>>>>
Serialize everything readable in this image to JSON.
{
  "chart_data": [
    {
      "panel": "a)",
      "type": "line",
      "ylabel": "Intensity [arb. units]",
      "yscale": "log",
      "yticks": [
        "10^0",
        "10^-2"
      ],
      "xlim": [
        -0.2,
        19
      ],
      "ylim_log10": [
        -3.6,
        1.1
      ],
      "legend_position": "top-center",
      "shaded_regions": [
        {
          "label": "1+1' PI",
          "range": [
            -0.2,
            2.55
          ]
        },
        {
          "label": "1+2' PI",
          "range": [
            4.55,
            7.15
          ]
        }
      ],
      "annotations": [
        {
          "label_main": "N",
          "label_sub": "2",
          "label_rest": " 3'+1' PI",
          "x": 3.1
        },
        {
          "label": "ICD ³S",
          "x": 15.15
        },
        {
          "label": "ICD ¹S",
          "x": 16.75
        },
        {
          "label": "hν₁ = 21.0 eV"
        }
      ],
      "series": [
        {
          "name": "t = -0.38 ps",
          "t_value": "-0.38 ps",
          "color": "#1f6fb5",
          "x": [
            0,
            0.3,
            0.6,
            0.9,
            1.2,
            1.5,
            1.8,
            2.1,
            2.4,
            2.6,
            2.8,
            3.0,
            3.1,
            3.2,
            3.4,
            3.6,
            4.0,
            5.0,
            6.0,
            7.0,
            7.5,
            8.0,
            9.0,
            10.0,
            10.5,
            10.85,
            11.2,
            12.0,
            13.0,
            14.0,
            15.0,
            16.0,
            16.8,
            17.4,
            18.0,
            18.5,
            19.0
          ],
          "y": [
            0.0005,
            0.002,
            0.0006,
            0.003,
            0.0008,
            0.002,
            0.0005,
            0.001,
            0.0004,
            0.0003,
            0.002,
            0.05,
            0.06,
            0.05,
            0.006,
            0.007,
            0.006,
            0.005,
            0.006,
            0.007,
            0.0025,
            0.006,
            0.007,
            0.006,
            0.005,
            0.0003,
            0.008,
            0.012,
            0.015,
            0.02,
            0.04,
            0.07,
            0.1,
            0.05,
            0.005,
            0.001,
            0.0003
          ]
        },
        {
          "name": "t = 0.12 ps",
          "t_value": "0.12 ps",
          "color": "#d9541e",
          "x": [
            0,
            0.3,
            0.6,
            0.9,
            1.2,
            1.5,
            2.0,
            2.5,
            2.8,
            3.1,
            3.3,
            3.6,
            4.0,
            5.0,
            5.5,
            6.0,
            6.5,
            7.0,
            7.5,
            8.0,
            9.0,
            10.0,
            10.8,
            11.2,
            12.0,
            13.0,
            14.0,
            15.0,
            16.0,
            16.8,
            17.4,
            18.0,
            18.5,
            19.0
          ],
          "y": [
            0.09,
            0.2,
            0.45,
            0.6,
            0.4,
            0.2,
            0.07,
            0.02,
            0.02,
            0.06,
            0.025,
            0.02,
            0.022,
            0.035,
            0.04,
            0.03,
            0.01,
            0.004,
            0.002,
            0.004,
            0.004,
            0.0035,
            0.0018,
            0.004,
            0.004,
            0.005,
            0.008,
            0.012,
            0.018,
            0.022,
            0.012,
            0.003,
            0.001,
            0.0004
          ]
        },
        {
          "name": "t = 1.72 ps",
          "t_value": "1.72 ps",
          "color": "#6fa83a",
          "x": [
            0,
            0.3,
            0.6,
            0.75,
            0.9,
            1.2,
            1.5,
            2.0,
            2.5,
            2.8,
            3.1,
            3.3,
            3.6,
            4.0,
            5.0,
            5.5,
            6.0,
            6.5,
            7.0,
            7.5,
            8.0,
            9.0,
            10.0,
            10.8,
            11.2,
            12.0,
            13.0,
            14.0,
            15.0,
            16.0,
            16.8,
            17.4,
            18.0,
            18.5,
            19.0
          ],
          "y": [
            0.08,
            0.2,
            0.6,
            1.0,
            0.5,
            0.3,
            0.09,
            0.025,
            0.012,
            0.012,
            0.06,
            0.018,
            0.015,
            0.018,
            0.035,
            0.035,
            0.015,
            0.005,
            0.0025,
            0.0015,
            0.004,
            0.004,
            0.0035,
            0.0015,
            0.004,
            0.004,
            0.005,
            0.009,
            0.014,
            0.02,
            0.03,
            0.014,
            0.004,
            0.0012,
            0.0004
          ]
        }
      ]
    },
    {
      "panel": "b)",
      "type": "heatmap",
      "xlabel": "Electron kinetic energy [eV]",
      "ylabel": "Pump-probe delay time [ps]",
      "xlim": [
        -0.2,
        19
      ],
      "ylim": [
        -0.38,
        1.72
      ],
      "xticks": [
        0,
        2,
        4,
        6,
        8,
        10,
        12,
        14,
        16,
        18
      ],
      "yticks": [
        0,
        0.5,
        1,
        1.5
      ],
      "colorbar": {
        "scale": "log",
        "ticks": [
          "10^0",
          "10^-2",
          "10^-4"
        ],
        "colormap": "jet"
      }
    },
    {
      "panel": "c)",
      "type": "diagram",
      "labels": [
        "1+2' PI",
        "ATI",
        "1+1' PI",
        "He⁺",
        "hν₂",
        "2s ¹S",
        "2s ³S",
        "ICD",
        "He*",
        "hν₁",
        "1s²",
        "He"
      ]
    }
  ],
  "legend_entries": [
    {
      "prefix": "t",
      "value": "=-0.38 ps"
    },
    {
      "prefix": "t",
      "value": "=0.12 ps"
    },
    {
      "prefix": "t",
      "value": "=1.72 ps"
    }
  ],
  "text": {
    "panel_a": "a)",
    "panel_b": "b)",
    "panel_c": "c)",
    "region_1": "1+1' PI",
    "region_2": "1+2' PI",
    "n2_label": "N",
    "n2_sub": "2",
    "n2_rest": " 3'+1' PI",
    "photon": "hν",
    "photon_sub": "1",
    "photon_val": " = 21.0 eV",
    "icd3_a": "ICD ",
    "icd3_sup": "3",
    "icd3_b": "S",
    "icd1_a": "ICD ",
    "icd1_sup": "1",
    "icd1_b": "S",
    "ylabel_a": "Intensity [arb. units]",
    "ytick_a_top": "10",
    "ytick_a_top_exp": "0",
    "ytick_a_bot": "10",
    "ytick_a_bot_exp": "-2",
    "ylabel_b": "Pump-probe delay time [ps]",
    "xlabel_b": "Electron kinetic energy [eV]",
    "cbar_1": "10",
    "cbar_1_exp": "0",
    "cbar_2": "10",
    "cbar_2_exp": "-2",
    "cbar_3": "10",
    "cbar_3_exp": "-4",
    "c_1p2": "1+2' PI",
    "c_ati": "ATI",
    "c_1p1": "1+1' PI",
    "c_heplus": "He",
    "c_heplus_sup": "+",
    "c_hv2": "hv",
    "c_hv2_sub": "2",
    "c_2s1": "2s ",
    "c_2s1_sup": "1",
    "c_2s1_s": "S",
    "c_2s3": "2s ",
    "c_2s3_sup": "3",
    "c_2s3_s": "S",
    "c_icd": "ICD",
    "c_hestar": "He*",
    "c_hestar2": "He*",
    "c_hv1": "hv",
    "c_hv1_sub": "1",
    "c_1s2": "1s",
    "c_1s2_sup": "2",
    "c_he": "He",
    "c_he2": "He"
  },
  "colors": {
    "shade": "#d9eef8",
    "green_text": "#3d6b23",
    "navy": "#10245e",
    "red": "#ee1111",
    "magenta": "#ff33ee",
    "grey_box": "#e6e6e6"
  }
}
<<<<
What to do: Transcribe the entire listing above precisely.

Response to this task:
Serialize everything readable in this image to JSON.
{
  "chart_data": [
    {
      "panel": "a)",
      "type": "line",
      "ylabel": "Intensity [arb. units]",
      "yscale": "log",
      "yticks": [
        "10^0",
        "10^-2"
      ],
      "xlim": [
        -0.2,
        19
      ],
      "ylim_log10": [
        -3.6,
        1.1
      ],
      "legend_position": "top-center",
      "shaded_regions": [
        {
          "label": "1+1' PI",
          "range": [
            -0.2,
            2.55
          ]
        },
        {
          "label": "1+2' PI",
          "range": [
            4.55,
            7.15
          ]
        }
      ],
      "annotations": [
        {
          "label_main": "N",
          "label_sub": "2",
          "label_rest": " 3'+1' PI",
          "x": 3.1
        },
        {
          "label": "ICD ³S",
          "x": 15.15
        },
        {
          "label": "ICD ¹S",
          "x": 16.75
        },
        {
          "label": "hν₁ = 21.0 eV"
        }
      ],
      "series": [
        {
          "name": "t = -0.38 ps",
          "t_value": "-0.38 ps",
          "color": "#1f6fb5",
          "x": [
            0,
            0.3,
            0.6,
            0.9,
            1.2,
            1.5,
            1.8,
            2.1,
            2.4,
            2.6,
            2.8,
            3.0,
            3.1,
            3.2,
            3.4,
            3.6,
            4.0,
            5.0,
            6.0,
            7.0,
            7.5,
            8.0,
            9.0,
            10.0,
            10.5,
            10.85,
            11.2,
            12.0,
            13.0,
            14.0,
            15.0,
            16.0,
            16.8,
            17.4,
            18.0,
            18.5,
            19.0
          ],
          "y": [
            0.0005,
            0.002,
            0.0006,
            0.003,
            0.0008,
            0.002,
            0.0005,
            0.001,
            0.0004,
            0.0003,
            0.002,
            0.05,
            0.06,
            0.05,
            0.006,
            0.007,
            0.006,
            0.005,
            0.006,
            0.007,
            0.0025,
            0.006,
            0.007,
            0.006,
            0.005,
            0.0003,
            0.008,
            0.012,
            0.015,
            0.02,
            0.04,
            0.07,
            0.1,
            0.05,
            0.005,
            0.001,
            0.0003
          ]
        },
        {
          "name": "t = 0.12 ps",
          "t_value": "0.12 ps",
          "color": "#d9541e",
          "x": [
            0,
            0.3,
            0.6,
            0.9,
            1.2,
            1.5,
            2.0,
            2.5,
            2.8,
            3.1,
            3.3,
            3.6,
            4.0,
            5.0,
            5.5,
            6.0,
            6.5,
            7.0,
            7.5,
            8.0,
            9.0,
            10.0,
            10.8,
            11.2,
            12.0,
            13.0,
            14.0,
            15.0,
            16.0,
            16.8,
            17.4,
            18.0,
            18.5,
            19.0
          ],
          "y": [
            0.09,
            0.2,
            0.45,
            0.6,
            0.4,
            0.2,
            0.07,
            0.02,
            0.02,
            0.06,
            0.025,
            0.02,
            0.022,
            0.035,
            0.04,
            0.03,
            0.01,
            0.004,
            0.002,
            0.004,
            0.004,
            0.0035,
            0.0018,
            0.004,
            0.004,
            0.005,
            0.008,
            0.012,
            0.018,
            0.022,
            0.012,
            0.003,
            0.001,
            0.0004
          ]
        },
        {
          "name": "t = 1.72 ps",
          "t_value": "1.72 ps",
          "color": "#6fa83a",
          "x": [
            0,
            0.3,
            0.6,
            0.75,
            0.9,
            1.2,
            1.5,
            2.0,
            2.5,
            2.8,
            3.1,
            3.3,
            3.6,
            4.0,
            5.0,
            5.5,
            6.0,
            6.5,
            7.0,
            7.5,
            8.0,
            9.0,
            10.0,
            10.8,
            11.2,
            12.0,
            13.0,
            14.0,
            15.0,
            16.0,
            16.8,
            17.4,
            18.0,
            18.5,
            19.0
          ],
          "y": [
            0.08,
            0.2,
            0.6,
            1.0,
            0.5,
            0.3,
            0.09,
            0.025,
            0.012,
            0.012,
            0.06,
            0.018,
            0.015,
            0.018,
            0.035,
            0.035,
            0.015,
            0.005,
            0.0025,
            0.0015,
            0.004,
            0.004,
            0.0035,
            0.0015,
            0.004,
            0.004,
            0.005,
            0.009,
            0.014,
            0.02,
            0.03,
            0.014,
            0.004,
            0.0012,
            0.0004
          ]
        }
      ]
    },
    {
      "panel": "b)",
      "type": "heatmap",
      "xlabel": "Electron kinetic energy [eV]",
      "ylabel": "Pump-probe delay time [ps]",
      "xlim": [
        -0.2,
        19
      ],
      "ylim": [
        -0.38,
        1.72
      ],
      "xticks": [
        0,
        2,
        4,
        6,
        8,
        10,
        12,
        14,
        16,
        18
      ],
      "yticks": [
        0,
        0.5,
        1,
        1.5
      ],
      "colorbar": {
        "scale": "log",
        "ticks": [
          "10^0",
          "10^-2",
          "10^-4"
        ],
        "colormap": "jet"
      }
    },
    {
      "panel": "c)",
      "type": "diagram",
      "labels": [
        "1+2' PI",
        "ATI",
        "1+1' PI",
        "He⁺",
        "hν₂",
        "2s ¹S",
        "2s ³S",
        "ICD",
        "He*",
        "hν₁",
        "1s²",
        "He"
      ]
    }
  ],
  "legend_entries": [
    {
      "prefix": "t",
      "value": "=-0.38 ps"
    },
    {
      "prefix": "t",
      "value": "=0.12 ps"
    },
    {
      "prefix": "t",
      "value": "=1.72 ps"
    }
  ],
  "text": {
    "panel_a": "a)",
    "panel_b": "b)",
    "panel_c": "c)",
    "region_1": "1+1' PI",
    "region_2": "1+2' PI",
    "n2_label": "N",
    "n2_sub": "2",
    "n2_rest": " 3'+1' PI",
    "photon": "hν",
    "photon_sub": "1",
    "photon_val": " = 21.0 eV",
    "icd3_a": "ICD ",
    "icd3_sup": "3",
    "icd3_b": "S",
    "icd1_a": "ICD ",
    "icd1_sup": "1",
    "icd1_b": "S",
    "ylabel_a": "Intensity [arb. units]",
    "ytick_a_top": "10",
    "ytick_a_top_exp": "0",
    "ytick_a_bot": "10",
    "ytick_a_bot_exp": "-2",
    "ylabel_b": "Pump-probe delay time [ps]",
    "xlabel_b": "Electron kinetic energy [eV]",
    "cbar_1": "10",
    "cbar_1_exp": "0",
    "cbar_2": "10",
    "cbar_2_exp": "-2",
    "cbar_3": "10",
    "cbar_3_exp": "-4",
    "c_1p2": "1+2' PI",
    "c_ati": "ATI",
    "c_1p1": "1+1' PI",
    "c_heplus": "He",
    "c_heplus_sup": "+",
    "c_hv2": "hv",
    "c_hv2_sub": "2",
    "c_2s1": "2s ",
    "c_2s1_sup": "1",
    "c_2s1_s": "S",
    "c_2s3": "2s ",
    "c_2s3_sup": "3",
    "c_2s3_s": "S",
    "c_icd": "ICD",
    "c_hestar": "He*",
    "c_hestar2": "He*",
    "c_hv1": "hv",
    "c_hv1_sub": "1",
    "c_1s2": "1s",
    "c_1s2_sup": "2",
    "c_he": "He",
    "c_he2": "He"
  },
  "colors": {
    "shade": "#d9eef8",
    "green_text": "#3d6b23",
    "navy": "#10245e",
    "red": "#ee1111",
    "magenta": "#ff33ee",
    "grey_box": "#e6e6e6"
  }
}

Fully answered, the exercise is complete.